::: DATA EXCERPTS
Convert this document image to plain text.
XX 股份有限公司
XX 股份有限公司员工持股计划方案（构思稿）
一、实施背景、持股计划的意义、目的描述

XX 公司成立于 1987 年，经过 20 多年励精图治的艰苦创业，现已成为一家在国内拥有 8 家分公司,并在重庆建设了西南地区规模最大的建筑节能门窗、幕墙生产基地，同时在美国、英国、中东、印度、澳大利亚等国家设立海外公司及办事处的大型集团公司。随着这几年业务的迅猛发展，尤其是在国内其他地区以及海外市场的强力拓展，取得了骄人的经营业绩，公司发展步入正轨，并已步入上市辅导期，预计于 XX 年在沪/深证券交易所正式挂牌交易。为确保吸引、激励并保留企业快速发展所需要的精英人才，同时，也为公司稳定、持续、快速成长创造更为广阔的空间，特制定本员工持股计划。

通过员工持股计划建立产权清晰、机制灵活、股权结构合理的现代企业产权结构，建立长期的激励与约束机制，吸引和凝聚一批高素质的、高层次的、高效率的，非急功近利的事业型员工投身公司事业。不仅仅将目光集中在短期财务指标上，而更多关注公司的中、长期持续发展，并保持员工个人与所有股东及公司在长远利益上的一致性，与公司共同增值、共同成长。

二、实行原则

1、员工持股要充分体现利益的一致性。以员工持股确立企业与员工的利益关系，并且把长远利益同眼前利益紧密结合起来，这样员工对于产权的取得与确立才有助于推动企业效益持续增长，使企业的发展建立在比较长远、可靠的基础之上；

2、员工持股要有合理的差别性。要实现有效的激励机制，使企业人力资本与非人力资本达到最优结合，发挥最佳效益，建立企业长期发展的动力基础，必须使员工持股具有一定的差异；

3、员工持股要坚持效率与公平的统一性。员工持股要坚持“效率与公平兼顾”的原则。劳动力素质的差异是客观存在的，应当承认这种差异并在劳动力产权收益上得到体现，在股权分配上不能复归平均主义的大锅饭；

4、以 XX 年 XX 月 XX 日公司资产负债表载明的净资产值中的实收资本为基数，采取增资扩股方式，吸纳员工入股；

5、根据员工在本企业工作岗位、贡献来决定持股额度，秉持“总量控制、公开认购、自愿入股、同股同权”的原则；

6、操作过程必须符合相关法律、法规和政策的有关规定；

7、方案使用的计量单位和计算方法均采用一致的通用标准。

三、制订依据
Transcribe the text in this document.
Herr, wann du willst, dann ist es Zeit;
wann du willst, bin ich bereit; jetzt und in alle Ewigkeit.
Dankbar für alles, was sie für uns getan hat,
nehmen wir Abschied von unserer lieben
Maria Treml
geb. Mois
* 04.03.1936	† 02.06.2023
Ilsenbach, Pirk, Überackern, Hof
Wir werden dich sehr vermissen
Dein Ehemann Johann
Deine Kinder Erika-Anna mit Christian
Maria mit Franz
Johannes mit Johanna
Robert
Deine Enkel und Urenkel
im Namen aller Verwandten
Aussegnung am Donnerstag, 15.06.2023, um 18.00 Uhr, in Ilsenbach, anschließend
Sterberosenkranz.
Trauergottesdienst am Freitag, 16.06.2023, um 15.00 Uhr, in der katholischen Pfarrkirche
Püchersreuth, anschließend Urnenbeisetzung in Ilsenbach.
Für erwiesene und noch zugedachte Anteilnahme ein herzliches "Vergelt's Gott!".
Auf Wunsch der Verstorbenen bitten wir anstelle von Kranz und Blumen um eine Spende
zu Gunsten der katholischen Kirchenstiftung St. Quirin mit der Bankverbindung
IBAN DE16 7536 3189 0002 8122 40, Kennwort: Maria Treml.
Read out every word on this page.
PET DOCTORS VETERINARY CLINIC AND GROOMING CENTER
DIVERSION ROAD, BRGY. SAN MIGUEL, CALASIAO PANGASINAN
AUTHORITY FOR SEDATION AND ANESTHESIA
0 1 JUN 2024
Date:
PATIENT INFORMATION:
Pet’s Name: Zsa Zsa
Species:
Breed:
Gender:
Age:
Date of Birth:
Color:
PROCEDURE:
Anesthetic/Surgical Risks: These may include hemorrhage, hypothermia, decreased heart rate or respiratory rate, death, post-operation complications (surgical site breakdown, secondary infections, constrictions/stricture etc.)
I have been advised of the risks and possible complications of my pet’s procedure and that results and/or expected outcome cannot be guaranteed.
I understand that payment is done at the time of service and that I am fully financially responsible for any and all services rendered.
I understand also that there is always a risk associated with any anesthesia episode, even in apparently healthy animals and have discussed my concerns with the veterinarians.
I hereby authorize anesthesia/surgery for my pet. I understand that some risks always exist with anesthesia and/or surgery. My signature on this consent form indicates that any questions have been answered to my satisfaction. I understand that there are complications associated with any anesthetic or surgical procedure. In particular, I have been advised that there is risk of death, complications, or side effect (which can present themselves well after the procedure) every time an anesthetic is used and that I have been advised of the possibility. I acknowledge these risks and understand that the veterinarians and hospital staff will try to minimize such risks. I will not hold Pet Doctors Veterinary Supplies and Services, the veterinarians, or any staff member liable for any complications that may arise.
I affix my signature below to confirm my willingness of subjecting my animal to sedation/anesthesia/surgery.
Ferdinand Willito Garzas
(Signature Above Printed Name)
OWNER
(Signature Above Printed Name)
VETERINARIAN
::::::
EXERCISE PROMPT: Find each line holding the string "time" and copy it out.

RESULT FOR THIS EXERCISE:
I understand that payment is done at the time of service and that I am fully financially responsible for any and all services rendered.
I hereby authorize anesthesia/surgery for my pet. I understand that some risks always exist with anesthesia and/or surgery. My signature on this consent form indicates that any questions have been answered to my satisfaction. I understand that there are complications associated with any anesthetic or surgical procedure. In particular, I have been advised that there is risk of death, complications, or side effect (which can present themselves well after the procedure) every time an anesthetic is used and that I have been advised of the possibility. I acknowledge these risks and understand that the veterinarians and hospital staff will try to minimize such risks. I will not hold Pet Doctors Veterinary Supplies and Services, the veterinarians, or any staff member liable for any complications that may arise.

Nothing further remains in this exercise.